* **Set task**: Find each line containing the string "Simulateur" and return it.
[Exercise inputs start]
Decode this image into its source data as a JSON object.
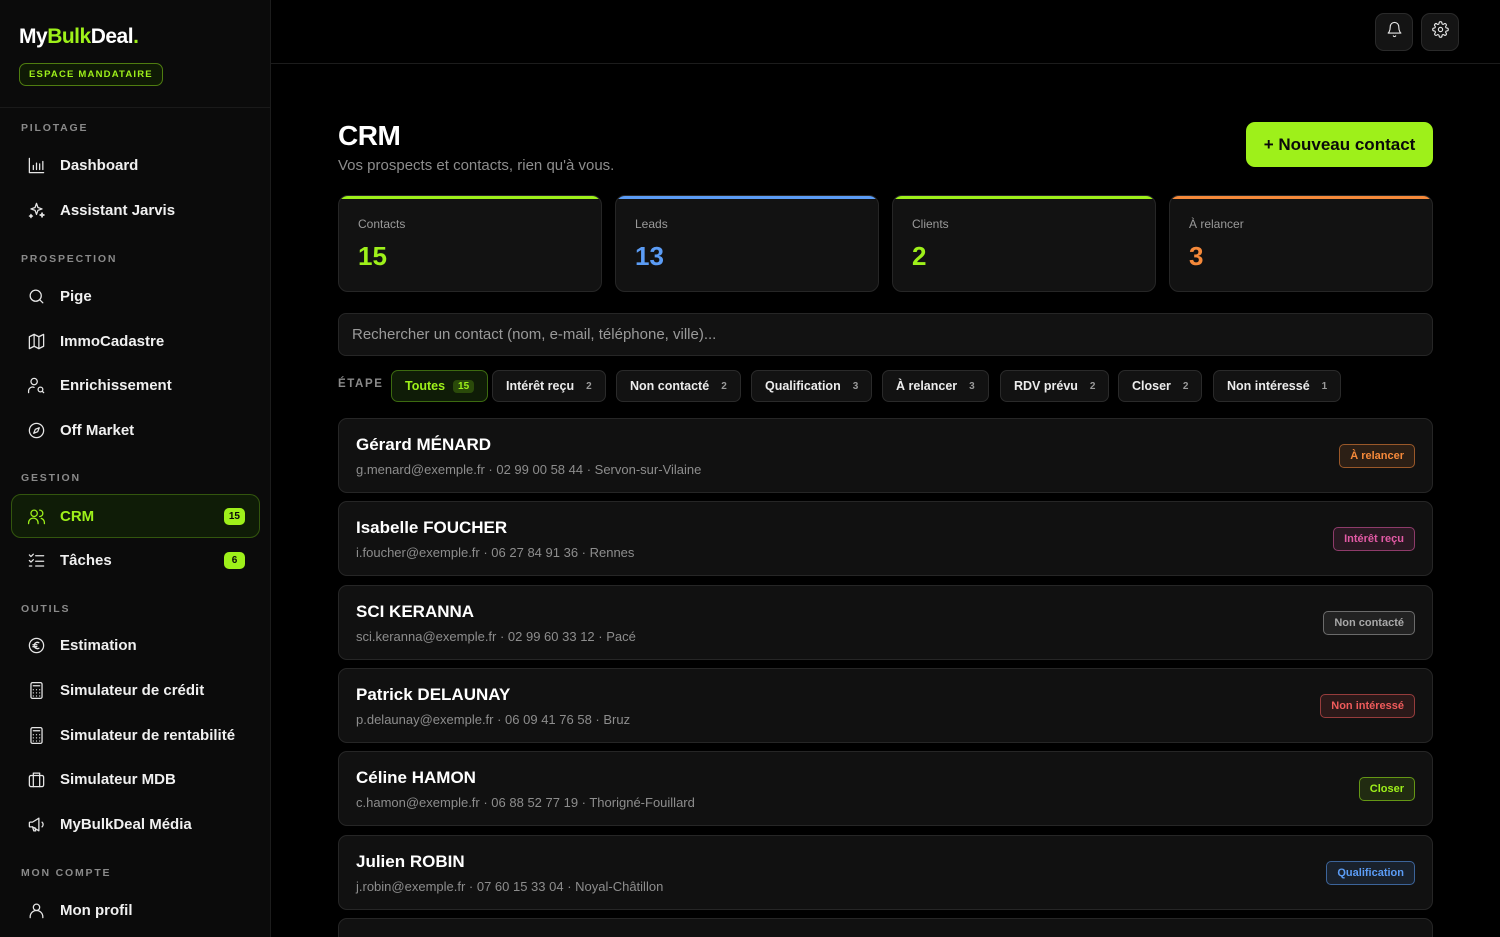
{
  "brand": {
    "logo_part1": "My",
    "logo_part2": "Bulk",
    "logo_part3": "Deal",
    "logo_dot": ".",
    "space_label": "ESPACE MANDATAIRE"
  },
  "sidebar": {
    "sections": {
      "pilotage": "PILOTAGE",
      "prospection": "PROSPECTION",
      "gestion": "GESTION",
      "outils": "OUTILS",
      "compte": "MON COMPTE"
    },
    "items": {
      "dashboard": "Dashboard",
      "jarvis": "Assistant Jarvis",
      "pige": "Pige",
      "immocadastre": "ImmoCadastre",
      "enrichissement": "Enrichissement",
      "offmarket": "Off Market",
      "crm": "CRM",
      "crm_badge": "15",
      "taches": "Tâches",
      "taches_badge": "6",
      "estimation": "Estimation",
      "credit": "Simulateur de crédit",
      "rentabilite": "Simulateur de rentabilité",
      "mdb": "Simulateur MDB",
      "media": "MyBulkDeal Média",
      "profil": "Mon profil"
    }
  },
  "header": {
    "notifications_icon": "bell-icon",
    "settings_icon": "gear-icon"
  },
  "main": {
    "title": "CRM",
    "subtitle": "Vos prospects et contacts, rien qu'à vous.",
    "new_button": "+ Nouveau contact",
    "stats": [
      {
        "label": "Contacts",
        "value": "15",
        "color": "#9ef01a"
      },
      {
        "label": "Leads",
        "value": "13",
        "color": "#5b9cf5"
      },
      {
        "label": "Clients",
        "value": "2",
        "color": "#9ef01a"
      },
      {
        "label": "À relancer",
        "value": "3",
        "color": "#f5893a"
      }
    ],
    "search_placeholder": "Rechercher un contact (nom, e-mail, téléphone, ville)...",
    "etape_label": "ÉTAPE",
    "filters": [
      {
        "label": "Toutes",
        "count": "15"
      },
      {
        "label": "Intérêt reçu",
        "count": "2"
      },
      {
        "label": "Non contacté",
        "count": "2"
      },
      {
        "label": "Qualification",
        "count": "3"
      },
      {
        "label": "À relancer",
        "count": "3"
      },
      {
        "label": "RDV prévu",
        "count": "2"
      },
      {
        "label": "Closer",
        "count": "2"
      },
      {
        "label": "Non intéressé",
        "count": "1"
      }
    ],
    "contacts": [
      {
        "name": "Gérard MÉNARD",
        "info": "g.menard@exemple.fr · 02 99 00 58 44 · Servon-sur-Vilaine",
        "stage": "À relancer",
        "stage_color": "#f5893a"
      },
      {
        "name": "Isabelle FOUCHER",
        "info": "i.foucher@exemple.fr · 06 27 84 91 36 · Rennes",
        "stage": "Intérêt reçu",
        "stage_color": "#e25aa5"
      },
      {
        "name": "SCI KERANNA",
        "info": "sci.keranna@exemple.fr · 02 99 60 33 12 · Pacé",
        "stage": "Non contacté",
        "stage_color": "#a8a8a8"
      },
      {
        "name": "Patrick DELAUNAY",
        "info": "p.delaunay@exemple.fr · 06 09 41 76 58 · Bruz",
        "stage": "Non intéressé",
        "stage_color": "#ef5b5b"
      },
      {
        "name": "Céline HAMON",
        "info": "c.hamon@exemple.fr · 06 88 52 77 19 · Thorigné-Fouillard",
        "stage": "Closer",
        "stage_color": "#9ef01a"
      },
      {
        "name": "Julien ROBIN",
        "info": "j.robin@exemple.fr · 07 60 15 33 04 · Noyal-Châtillon",
        "stage": "Qualification",
        "stage_color": "#5b9cf5"
      }
    ]
  }
}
[Exercise inputs end]
* **Finished task**:
      "credit": "Simulateur de crédit",
      "rentabilite": "Simulateur de rentabilité",
      "mdb": "Simulateur MDB",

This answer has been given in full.